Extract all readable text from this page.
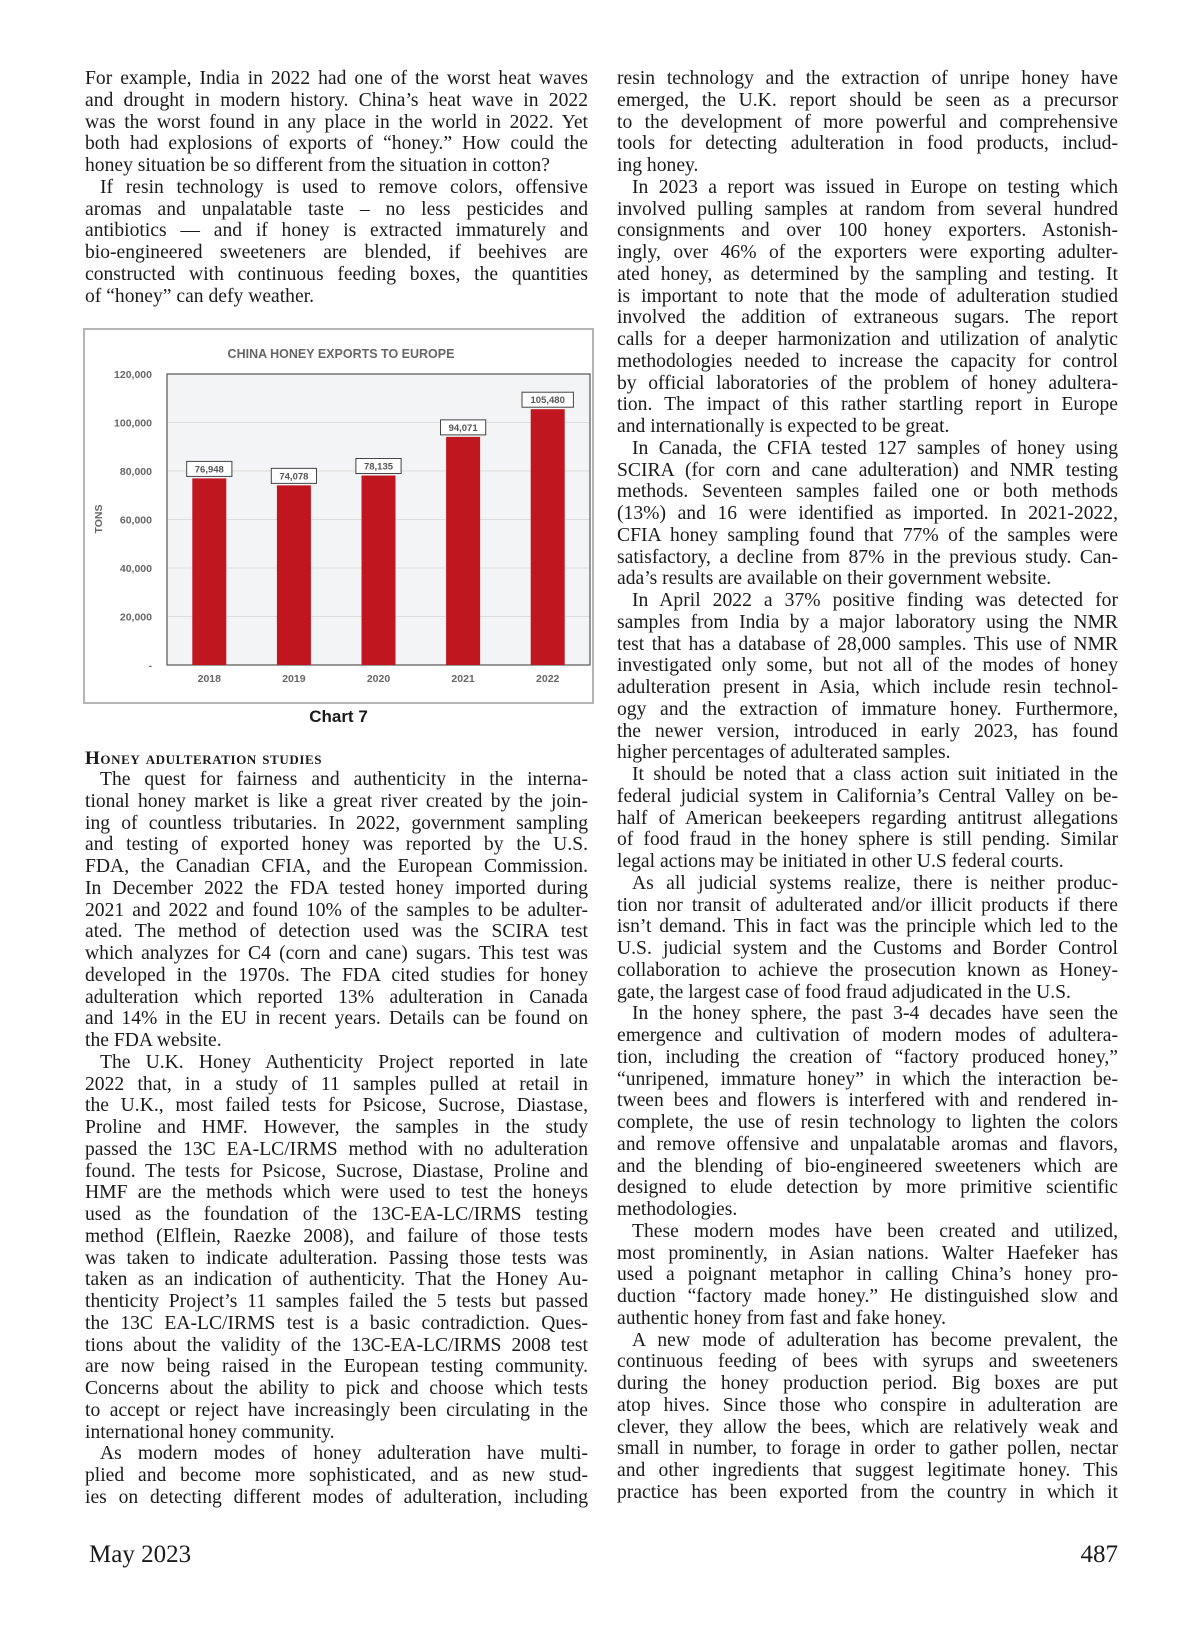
For example, India in 2022 had one of the worst heat waves
and drought in modern history. China’s heat wave in 2022
was the worst found in any place in the world in 2022. Yet
both had explosions of exports of “honey.” How could the
honey situation be so different from the situation in cotton?
If resin technology is used to remove colors, offensive
aromas and unpalatable taste – no less pesticides and
antibiotics — and if honey is extracted immaturely and
bio-engineered sweeteners are blended, if beehives are
constructed with continuous feeding boxes, the quantities
of “honey” can defy weather.
-
20,000
40,000
60,000
80,000
100,000
120,000
CHINA HONEY EXPORTS TO EUROPE
TONS
76,948
2018
74,078
2019
78,135
2020
94,071
2021
105,480
2022
Chart 7
Honey adulteration studies
The quest for fairness and authenticity in the interna-
tional honey market is like a great river created by the join-
ing of countless tributaries. In 2022, government sampling
and testing of exported honey was reported by the U.S.
FDA, the Canadian CFIA, and the European Commission.
In December 2022 the FDA tested honey imported during
2021 and 2022 and found 10% of the samples to be adulter-
ated. The method of detection used was the SCIRA test
which analyzes for C4 (corn and cane) sugars. This test was
developed in the 1970s. The FDA cited studies for honey
adulteration which reported 13% adulteration in Canada
and 14% in the EU in recent years. Details can be found on
the FDA website.
The U.K. Honey Authenticity Project reported in late
2022 that, in a study of 11 samples pulled at retail in
the U.K., most failed tests for Psicose, Sucrose, Diastase,
Proline and HMF. However, the samples in the study
passed the 13C EA-LC/IRMS method with no adulteration
found. The tests for Psicose, Sucrose, Diastase, Proline and
HMF are the methods which were used to test the honeys
used as the foundation of the 13C-EA-LC/IRMS testing
method (Elflein, Raezke 2008), and failure of those tests
was taken to indicate adulteration. Passing those tests was
taken as an indication of authenticity. That the Honey Au-
thenticity Project’s 11 samples failed the 5 tests but passed
the 13C EA-LC/IRMS test is a basic contradiction. Ques-
tions about the validity of the 13C-EA-LC/IRMS 2008 test
are now being raised in the European testing community.
Concerns about the ability to pick and choose which tests
to accept or reject have increasingly been circulating in the
international honey community.
As modern modes of honey adulteration have multi-
plied and become more sophisticated, and as new stud-
ies on detecting different modes of adulteration, including
resin technology and the extraction of unripe honey have
emerged, the U.K. report should be seen as a precursor
to the development of more powerful and comprehensive
tools for detecting adulteration in food products, includ-
ing honey.
In 2023 a report was issued in Europe on testing which
involved pulling samples at random from several hundred
consignments and over 100 honey exporters. Astonish-
ingly, over 46% of the exporters were exporting adulter-
ated honey, as determined by the sampling and testing. It
is important to note that the mode of adulteration studied
involved the addition of extraneous sugars. The report
calls for a deeper harmonization and utilization of analytic
methodologies needed to increase the capacity for control
by official laboratories of the problem of honey adultera-
tion. The impact of this rather startling report in Europe
and internationally is expected to be great.
In Canada, the CFIA tested 127 samples of honey using
SCIRA (for corn and cane adulteration) and NMR testing
methods. Seventeen samples failed one or both methods
(13%) and 16 were identified as imported. In 2021-2022,
CFIA honey sampling found that 77% of the samples were
satisfactory, a decline from 87% in the previous study. Can-
ada’s results are available on their government website.
In April 2022 a 37% positive finding was detected for
samples from India by a major laboratory using the NMR
test that has a database of 28,000 samples. This use of NMR
investigated only some, but not all of the modes of honey
adulteration present in Asia, which include resin technol-
ogy and the extraction of immature honey. Furthermore,
the newer version, introduced in early 2023, has found
higher percentages of adulterated samples.
It should be noted that a class action suit initiated in the
federal judicial system in California’s Central Valley on be-
half of American beekeepers regarding antitrust allegations
of food fraud in the honey sphere is still pending. Similar
legal actions may be initiated in other U.S federal courts.
As all judicial systems realize, there is neither produc-
tion nor transit of adulterated and/or illicit products if there
isn’t demand. This in fact was the principle which led to the
U.S. judicial system and the Customs and Border Control
collaboration to achieve the prosecution known as Honey-
gate, the largest case of food fraud adjudicated in the U.S.
In the honey sphere, the past 3-4 decades have seen the
emergence and cultivation of modern modes of adultera-
tion, including the creation of “factory produced honey,”
“unripened, immature honey” in which the interaction be-
tween bees and flowers is interfered with and rendered in-
complete, the use of resin technology to lighten the colors
and remove offensive and unpalatable aromas and flavors,
and the blending of bio-engineered sweeteners which are
designed to elude detection by more primitive scientific
methodologies.
These modern modes have been created and utilized,
most prominently, in Asian nations. Walter Haefeker has
used a poignant metaphor in calling China’s honey pro-
duction “factory made honey.” He distinguished slow and
authentic honey from fast and fake honey.
A new mode of adulteration has become prevalent, the
continuous feeding of bees with syrups and sweeteners
during the honey production period. Big boxes are put
atop hives. Since those who conspire in adulteration are
clever, they allow the bees, which are relatively weak and
small in number, to forage in order to gather pollen, nectar
and other ingredients that suggest legitimate honey. This
practice has been exported from the country in which it
May 2023	487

——————

_SET TASK_. Copy each line containing the word "corn" from the data.

_REPLY TO THE TASK_.
which analyzes for C4 (corn and cane) sugars. This test was
SCIRA (for corn and cane adulteration) and NMR testing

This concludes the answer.